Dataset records
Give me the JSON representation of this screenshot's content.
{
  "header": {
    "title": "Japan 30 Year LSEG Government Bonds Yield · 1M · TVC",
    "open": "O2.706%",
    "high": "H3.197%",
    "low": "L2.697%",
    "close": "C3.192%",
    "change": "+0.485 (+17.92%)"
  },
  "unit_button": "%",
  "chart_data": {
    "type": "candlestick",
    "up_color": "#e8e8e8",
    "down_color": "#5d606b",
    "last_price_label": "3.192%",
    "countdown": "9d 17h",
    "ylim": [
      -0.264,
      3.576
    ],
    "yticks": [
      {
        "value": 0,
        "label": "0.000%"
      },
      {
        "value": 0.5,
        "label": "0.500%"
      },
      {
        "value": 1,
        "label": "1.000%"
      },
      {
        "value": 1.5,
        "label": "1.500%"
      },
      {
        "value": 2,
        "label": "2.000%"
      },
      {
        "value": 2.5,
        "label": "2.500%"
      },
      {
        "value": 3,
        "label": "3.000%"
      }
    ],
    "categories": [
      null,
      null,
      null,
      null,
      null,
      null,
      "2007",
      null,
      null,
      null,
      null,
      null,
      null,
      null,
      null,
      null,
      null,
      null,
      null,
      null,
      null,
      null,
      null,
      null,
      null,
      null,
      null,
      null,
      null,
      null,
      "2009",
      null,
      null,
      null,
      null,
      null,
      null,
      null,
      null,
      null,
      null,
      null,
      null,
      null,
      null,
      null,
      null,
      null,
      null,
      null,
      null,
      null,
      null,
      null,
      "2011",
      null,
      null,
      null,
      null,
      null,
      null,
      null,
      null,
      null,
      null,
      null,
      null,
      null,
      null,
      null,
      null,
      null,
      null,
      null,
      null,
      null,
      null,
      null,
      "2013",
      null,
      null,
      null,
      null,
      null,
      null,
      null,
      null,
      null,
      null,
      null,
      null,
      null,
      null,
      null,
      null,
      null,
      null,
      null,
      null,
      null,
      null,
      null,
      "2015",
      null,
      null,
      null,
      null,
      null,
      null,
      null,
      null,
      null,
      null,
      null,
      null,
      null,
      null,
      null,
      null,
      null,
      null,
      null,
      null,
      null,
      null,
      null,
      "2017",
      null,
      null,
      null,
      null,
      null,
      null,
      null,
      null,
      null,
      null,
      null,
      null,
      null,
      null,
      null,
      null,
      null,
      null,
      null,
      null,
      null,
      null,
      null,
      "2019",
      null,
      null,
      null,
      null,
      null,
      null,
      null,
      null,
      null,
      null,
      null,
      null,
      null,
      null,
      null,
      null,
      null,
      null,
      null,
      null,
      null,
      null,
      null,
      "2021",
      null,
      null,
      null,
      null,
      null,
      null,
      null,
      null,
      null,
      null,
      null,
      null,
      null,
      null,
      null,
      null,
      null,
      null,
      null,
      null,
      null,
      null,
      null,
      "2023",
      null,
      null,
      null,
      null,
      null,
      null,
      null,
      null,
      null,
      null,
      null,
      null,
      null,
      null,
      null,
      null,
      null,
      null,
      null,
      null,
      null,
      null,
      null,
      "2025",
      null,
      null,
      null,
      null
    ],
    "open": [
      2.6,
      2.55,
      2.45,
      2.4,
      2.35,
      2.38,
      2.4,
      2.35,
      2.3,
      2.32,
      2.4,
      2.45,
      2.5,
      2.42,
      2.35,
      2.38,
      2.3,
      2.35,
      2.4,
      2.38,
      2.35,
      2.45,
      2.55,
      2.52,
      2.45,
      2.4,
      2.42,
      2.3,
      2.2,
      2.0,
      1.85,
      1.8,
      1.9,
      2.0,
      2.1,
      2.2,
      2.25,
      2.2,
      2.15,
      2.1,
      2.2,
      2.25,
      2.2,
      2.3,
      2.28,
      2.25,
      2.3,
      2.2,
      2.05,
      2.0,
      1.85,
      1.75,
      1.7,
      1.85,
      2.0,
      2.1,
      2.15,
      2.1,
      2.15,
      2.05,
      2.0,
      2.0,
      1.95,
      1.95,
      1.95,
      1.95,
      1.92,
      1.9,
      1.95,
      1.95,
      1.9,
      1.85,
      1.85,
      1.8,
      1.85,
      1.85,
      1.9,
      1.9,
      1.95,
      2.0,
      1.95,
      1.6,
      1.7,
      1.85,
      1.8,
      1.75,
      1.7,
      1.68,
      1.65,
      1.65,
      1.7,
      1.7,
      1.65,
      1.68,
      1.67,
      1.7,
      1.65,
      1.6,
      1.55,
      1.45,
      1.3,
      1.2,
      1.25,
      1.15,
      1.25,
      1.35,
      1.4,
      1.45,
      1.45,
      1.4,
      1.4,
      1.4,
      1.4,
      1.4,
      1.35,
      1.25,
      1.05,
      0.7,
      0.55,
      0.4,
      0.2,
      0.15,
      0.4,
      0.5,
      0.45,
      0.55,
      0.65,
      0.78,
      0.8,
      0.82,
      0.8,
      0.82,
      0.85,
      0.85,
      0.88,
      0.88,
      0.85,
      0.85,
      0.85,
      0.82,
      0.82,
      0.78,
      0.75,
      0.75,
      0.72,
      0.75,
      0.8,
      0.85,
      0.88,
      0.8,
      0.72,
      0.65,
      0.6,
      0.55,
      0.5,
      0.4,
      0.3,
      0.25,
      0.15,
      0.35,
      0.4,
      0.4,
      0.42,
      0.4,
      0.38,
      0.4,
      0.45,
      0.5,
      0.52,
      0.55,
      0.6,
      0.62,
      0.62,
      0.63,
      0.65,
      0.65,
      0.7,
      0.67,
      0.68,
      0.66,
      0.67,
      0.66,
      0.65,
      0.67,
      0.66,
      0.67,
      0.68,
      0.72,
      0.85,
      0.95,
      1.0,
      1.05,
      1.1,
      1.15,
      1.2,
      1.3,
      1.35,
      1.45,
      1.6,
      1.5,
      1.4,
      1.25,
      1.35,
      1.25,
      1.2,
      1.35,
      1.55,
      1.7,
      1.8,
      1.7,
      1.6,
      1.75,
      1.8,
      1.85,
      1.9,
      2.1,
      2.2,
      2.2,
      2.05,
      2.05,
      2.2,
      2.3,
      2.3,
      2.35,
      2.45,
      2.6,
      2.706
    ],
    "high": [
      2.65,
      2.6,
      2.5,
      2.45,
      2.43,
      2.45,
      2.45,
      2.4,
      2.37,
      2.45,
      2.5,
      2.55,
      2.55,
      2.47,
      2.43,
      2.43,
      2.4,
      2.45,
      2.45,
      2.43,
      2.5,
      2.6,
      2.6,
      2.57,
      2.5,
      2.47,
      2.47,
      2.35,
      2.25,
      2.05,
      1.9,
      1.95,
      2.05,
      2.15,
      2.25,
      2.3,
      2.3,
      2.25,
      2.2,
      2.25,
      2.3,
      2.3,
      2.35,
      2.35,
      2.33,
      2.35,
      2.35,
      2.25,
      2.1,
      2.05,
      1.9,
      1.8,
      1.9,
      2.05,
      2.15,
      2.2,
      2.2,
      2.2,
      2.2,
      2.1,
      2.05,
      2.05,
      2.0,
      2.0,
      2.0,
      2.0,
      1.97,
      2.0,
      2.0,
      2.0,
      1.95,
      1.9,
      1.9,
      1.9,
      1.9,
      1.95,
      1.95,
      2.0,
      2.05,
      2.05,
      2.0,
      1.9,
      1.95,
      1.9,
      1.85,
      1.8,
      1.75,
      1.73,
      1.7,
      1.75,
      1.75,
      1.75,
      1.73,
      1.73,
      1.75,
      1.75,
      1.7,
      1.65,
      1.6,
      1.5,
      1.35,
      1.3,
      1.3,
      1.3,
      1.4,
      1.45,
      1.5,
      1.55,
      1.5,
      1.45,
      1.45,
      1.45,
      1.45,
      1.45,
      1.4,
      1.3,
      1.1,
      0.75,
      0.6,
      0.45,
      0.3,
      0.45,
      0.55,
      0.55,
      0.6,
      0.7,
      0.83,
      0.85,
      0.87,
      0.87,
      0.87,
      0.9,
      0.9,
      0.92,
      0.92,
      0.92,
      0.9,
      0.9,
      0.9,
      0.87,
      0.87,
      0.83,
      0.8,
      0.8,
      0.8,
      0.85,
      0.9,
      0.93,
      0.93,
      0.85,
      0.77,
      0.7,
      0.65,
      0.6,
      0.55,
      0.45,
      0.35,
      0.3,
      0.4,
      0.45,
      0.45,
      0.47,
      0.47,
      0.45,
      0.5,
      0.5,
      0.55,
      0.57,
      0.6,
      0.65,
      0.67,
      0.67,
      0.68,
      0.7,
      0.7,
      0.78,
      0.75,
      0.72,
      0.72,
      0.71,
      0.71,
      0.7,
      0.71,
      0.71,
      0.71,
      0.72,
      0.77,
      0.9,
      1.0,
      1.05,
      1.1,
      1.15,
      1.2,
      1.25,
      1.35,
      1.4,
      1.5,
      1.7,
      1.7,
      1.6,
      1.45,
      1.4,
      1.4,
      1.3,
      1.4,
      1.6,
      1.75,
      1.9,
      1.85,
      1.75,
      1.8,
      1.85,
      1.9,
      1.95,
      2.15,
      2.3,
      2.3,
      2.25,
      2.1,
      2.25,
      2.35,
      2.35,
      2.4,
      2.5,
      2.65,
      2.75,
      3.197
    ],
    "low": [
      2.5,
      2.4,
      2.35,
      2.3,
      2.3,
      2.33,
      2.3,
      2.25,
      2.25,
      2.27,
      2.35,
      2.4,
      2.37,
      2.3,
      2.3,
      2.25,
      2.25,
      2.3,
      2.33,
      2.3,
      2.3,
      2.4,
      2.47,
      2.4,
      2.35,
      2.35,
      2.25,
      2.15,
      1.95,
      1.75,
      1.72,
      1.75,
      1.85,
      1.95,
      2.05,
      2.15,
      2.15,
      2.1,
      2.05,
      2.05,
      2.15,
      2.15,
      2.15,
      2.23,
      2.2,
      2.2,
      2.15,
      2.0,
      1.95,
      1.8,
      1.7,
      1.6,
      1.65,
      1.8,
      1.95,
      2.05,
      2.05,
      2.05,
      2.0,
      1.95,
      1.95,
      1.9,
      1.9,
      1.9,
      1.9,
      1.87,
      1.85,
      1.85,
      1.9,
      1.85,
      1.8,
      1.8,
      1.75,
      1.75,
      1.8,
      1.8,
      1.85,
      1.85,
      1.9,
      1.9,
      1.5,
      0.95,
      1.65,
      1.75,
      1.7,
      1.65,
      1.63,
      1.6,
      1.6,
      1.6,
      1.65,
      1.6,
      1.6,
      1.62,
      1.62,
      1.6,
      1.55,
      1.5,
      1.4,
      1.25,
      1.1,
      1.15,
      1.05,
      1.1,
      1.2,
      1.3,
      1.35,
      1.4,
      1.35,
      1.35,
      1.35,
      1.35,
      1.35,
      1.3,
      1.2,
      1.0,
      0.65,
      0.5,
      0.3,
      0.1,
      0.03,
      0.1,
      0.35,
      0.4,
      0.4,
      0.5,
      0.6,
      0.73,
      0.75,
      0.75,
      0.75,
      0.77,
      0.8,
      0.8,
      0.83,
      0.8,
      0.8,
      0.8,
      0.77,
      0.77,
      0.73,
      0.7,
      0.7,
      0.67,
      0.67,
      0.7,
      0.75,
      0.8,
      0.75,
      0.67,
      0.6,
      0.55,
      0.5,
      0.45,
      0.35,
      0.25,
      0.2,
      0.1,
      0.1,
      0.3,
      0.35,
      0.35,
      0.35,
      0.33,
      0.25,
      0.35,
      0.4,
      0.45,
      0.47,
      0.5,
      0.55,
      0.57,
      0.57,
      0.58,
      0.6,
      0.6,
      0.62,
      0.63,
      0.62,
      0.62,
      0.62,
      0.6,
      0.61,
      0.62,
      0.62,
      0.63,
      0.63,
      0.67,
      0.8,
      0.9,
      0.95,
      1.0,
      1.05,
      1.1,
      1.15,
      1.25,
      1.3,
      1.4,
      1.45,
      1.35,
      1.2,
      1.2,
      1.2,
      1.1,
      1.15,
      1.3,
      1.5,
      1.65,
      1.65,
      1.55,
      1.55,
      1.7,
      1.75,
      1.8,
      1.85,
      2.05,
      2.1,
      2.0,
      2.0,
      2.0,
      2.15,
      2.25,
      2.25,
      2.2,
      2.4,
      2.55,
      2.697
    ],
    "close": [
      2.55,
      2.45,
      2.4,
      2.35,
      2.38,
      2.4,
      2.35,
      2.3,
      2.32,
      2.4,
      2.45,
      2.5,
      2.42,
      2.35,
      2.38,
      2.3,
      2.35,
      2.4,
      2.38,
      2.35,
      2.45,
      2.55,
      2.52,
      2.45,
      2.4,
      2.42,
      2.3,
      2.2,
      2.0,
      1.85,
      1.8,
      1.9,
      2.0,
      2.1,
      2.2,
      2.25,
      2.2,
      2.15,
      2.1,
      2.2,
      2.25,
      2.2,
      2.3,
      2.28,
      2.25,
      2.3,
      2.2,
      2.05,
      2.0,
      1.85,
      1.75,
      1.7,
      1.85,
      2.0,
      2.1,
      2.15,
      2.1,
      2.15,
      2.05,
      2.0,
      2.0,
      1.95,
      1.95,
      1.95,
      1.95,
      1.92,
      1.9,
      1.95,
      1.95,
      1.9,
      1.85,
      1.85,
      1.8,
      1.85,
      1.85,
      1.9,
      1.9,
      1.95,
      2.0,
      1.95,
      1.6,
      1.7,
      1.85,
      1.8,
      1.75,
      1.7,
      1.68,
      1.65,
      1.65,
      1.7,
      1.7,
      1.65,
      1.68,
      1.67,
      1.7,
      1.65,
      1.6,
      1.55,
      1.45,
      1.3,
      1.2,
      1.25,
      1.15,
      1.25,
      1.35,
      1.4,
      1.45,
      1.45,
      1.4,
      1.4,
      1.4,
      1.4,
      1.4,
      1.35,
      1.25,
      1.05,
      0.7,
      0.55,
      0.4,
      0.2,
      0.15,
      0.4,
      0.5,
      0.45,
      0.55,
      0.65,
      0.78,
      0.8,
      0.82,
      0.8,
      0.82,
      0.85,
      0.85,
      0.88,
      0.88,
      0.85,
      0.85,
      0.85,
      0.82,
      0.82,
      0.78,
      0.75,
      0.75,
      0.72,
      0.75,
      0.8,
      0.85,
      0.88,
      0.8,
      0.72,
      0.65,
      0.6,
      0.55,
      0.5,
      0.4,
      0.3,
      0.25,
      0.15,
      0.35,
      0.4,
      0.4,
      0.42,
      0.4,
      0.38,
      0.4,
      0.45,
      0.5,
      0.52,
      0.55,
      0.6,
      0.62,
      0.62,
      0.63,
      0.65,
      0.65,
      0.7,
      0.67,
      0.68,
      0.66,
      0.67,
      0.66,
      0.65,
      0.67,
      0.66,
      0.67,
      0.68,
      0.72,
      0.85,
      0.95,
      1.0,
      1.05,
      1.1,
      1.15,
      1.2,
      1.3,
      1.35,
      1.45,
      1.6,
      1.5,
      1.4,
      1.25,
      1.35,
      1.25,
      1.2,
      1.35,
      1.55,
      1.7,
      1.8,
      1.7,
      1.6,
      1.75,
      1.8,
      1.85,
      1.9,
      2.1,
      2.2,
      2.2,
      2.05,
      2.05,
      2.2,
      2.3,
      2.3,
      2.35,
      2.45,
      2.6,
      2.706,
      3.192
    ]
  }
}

▶ WHAT YOU HAVE TO DO
List all lines above in which the string "value" appears.

▶ REPLY TO THE TASK
        "value": 0,
        "value": 0.5,
        "value": 1,
        "value": 1.5,
        "value": 2,
        "value": 2.5,
        "value": 3,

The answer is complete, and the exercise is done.